(DATA ENTRIES)
_ _ _ _
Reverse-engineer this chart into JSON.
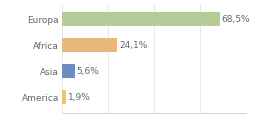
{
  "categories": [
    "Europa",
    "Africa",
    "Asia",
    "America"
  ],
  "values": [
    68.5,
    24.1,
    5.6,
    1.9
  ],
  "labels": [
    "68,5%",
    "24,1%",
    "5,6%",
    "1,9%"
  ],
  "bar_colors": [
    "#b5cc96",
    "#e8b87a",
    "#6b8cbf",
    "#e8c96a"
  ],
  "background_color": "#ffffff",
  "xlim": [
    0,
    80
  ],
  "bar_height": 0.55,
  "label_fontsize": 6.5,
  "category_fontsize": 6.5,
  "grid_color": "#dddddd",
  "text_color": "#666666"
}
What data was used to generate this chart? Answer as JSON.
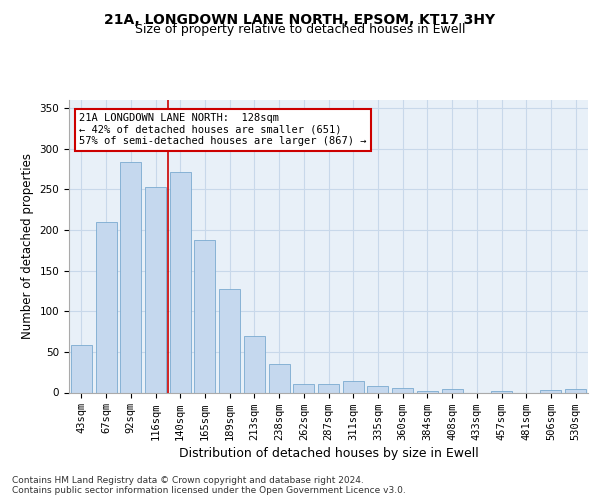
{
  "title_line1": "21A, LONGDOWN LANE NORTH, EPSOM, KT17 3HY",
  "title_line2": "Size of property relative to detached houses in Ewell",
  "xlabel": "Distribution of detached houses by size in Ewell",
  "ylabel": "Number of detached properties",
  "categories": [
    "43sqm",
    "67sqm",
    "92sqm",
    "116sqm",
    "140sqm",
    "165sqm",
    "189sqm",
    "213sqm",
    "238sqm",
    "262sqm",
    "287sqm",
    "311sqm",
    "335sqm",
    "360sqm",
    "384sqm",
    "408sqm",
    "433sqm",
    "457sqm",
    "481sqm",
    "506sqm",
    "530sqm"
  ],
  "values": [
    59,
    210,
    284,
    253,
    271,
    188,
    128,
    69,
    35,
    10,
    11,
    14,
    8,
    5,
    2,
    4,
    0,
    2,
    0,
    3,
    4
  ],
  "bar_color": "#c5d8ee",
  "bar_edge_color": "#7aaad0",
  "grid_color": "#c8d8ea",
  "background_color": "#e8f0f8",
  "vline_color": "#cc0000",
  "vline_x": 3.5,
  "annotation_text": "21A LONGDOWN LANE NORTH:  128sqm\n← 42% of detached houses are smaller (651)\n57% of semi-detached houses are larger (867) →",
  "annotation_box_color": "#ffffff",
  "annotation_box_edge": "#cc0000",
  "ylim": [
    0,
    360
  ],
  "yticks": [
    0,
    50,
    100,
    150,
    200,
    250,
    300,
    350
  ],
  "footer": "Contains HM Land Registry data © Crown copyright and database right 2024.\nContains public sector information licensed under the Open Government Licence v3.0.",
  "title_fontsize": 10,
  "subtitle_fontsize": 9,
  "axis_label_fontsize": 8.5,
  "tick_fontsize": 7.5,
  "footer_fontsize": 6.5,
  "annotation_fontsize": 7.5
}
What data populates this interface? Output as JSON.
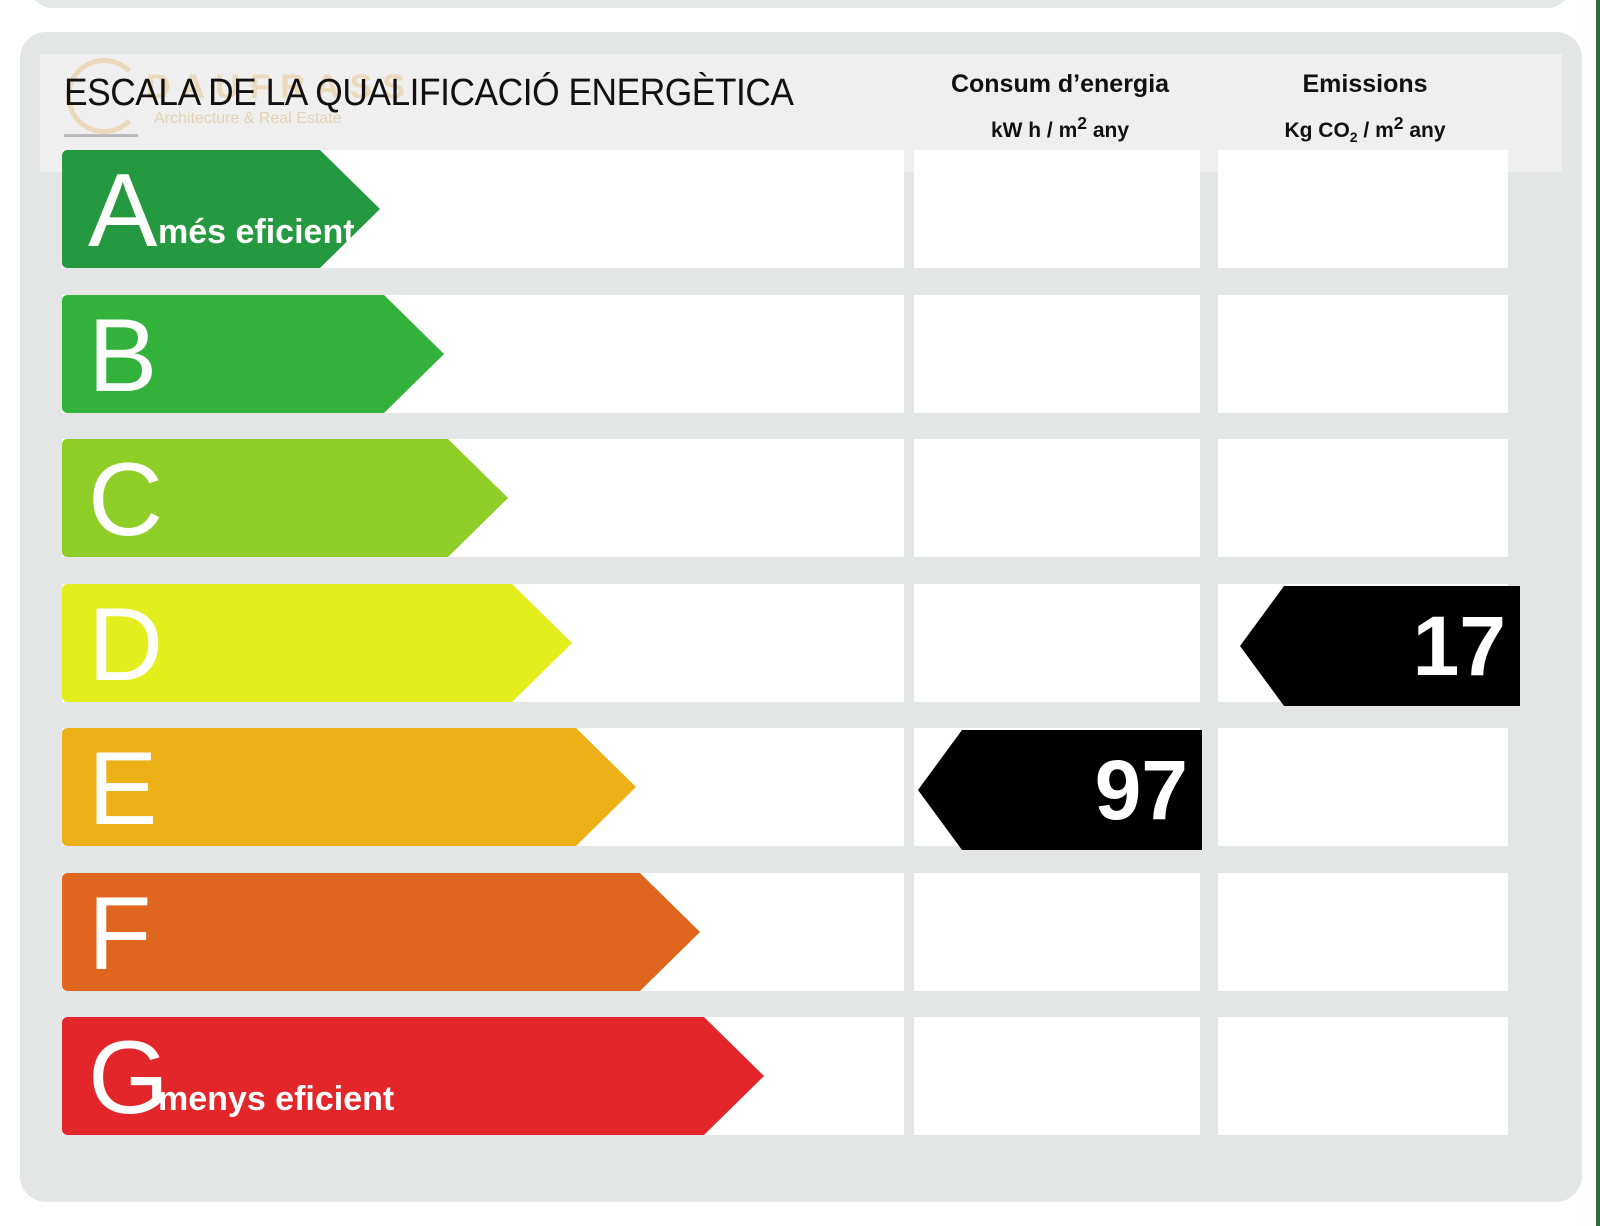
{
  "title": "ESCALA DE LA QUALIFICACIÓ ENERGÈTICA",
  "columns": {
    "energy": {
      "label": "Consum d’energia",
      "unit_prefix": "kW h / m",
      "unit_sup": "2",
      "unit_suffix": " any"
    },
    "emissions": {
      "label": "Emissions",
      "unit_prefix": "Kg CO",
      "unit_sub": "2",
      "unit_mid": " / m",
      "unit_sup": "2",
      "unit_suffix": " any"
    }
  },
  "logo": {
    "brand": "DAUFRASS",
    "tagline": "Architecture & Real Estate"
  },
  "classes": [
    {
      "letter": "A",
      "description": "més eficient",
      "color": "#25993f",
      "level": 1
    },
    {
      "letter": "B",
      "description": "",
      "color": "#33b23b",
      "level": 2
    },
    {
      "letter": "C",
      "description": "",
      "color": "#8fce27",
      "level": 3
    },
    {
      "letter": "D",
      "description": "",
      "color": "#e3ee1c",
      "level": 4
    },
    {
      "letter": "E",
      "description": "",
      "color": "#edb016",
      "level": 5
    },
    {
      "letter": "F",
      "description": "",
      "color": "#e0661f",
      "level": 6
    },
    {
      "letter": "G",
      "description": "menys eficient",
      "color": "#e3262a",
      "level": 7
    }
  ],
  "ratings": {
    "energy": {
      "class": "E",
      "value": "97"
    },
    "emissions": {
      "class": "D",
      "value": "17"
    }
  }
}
_ _ _ _
(THE EXERCISE)
Write out the material above once more, exactly as it reads, with no pictures.

(RESULT OF THE TASK)
Reverse-engineer this chart into JSON.
{
  "categories": [
    "Europa",
    "Africa",
    "Asia",
    "America"
  ],
  "values": [
    68.5,
    24.1,
    5.6,
    1.9
  ],
  "labels": [
    "68,5%",
    "24,1%",
    "5,6%",
    "1,9%"
  ],
  "bar_colors": [
    "#b5cc96",
    "#e8b87a",
    "#6b8cbf",
    "#e8c96a"
  ],
  "background_color": "#ffffff",
  "xlim": [
    0,
    80
  ],
  "bar_height": 0.55,
  "label_fontsize": 6.5,
  "category_fontsize": 6.5,
  "grid_color": "#dddddd",
  "text_color": "#666666"
}
What data was used to generate this chart? Answer as JSON.
{
  "title_line1": "21A, LONGDOWN LANE NORTH, EPSOM, KT17 3HY",
  "title_line2": "Size of property relative to detached houses in Ewell",
  "xlabel": "Distribution of detached houses by size in Ewell",
  "ylabel": "Number of detached properties",
  "categories": [
    "43sqm",
    "67sqm",
    "92sqm",
    "116sqm",
    "140sqm",
    "165sqm",
    "189sqm",
    "213sqm",
    "238sqm",
    "262sqm",
    "287sqm",
    "311sqm",
    "335sqm",
    "360sqm",
    "384sqm",
    "408sqm",
    "433sqm",
    "457sqm",
    "481sqm",
    "506sqm",
    "530sqm"
  ],
  "values": [
    59,
    210,
    284,
    253,
    271,
    188,
    128,
    69,
    35,
    10,
    11,
    14,
    8,
    5,
    2,
    4,
    0,
    2,
    0,
    3,
    4
  ],
  "bar_color": "#c5d8ee",
  "bar_edge_color": "#7aaad0",
  "grid_color": "#c8d8ea",
  "background_color": "#e8f0f8",
  "vline_color": "#cc0000",
  "vline_x": 3.5,
  "annotation_text": "21A LONGDOWN LANE NORTH:  128sqm\n← 42% of detached houses are smaller (651)\n57% of semi-detached houses are larger (867) →",
  "annotation_box_color": "#ffffff",
  "annotation_box_edge": "#cc0000",
  "ylim": [
    0,
    360
  ],
  "yticks": [
    0,
    50,
    100,
    150,
    200,
    250,
    300,
    350
  ],
  "footer": "Contains HM Land Registry data © Crown copyright and database right 2024.\nContains public sector information licensed under the Open Government Licence v3.0.",
  "title_fontsize": 10,
  "subtitle_fontsize": 9,
  "axis_label_fontsize": 8.5,
  "tick_fontsize": 7.5,
  "footer_fontsize": 6.5,
  "annotation_fontsize": 7.5
}
What data populates this interface? Output as JSON.
{
  "title": "ESCALA DE LA QUALIFICACIÓ ENERGÈTICA",
  "columns": {
    "energy": {
      "label": "Consum d’energia",
      "unit_prefix": "kW h / m",
      "unit_sup": "2",
      "unit_suffix": " any"
    },
    "emissions": {
      "label": "Emissions",
      "unit_prefix": "Kg CO",
      "unit_sub": "2",
      "unit_mid": " / m",
      "unit_sup": "2",
      "unit_suffix": " any"
    }
  },
  "logo": {
    "brand": "DAUFRASS",
    "tagline": "Architecture & Real Estate"
  },
  "classes": [
    {
      "letter": "A",
      "description": "més eficient",
      "color": "#25993f",
      "level": 1
    },
    {
      "letter": "B",
      "description": "",
      "color": "#33b23b",
      "level": 2
    },
    {
      "letter": "C",
      "description": "",
      "color": "#8fce27",
      "level": 3
    },
    {
      "letter": "D",
      "description": "",
      "color": "#e3ee1c",
      "level": 4
    },
    {
      "letter": "E",
      "description": "",
      "color": "#edb016",
      "level": 5
    },
    {
      "letter": "F",
      "description": "",
      "color": "#e0661f",
      "level": 6
    },
    {
      "letter": "G",
      "description": "menys eficient",
      "color": "#e3262a",
      "level": 7
    }
  ],
  "ratings": {
    "energy": {
      "class": "E",
      "value": "97"
    },
    "emissions": {
      "class": "D",
      "value": "17"
    }
  }
}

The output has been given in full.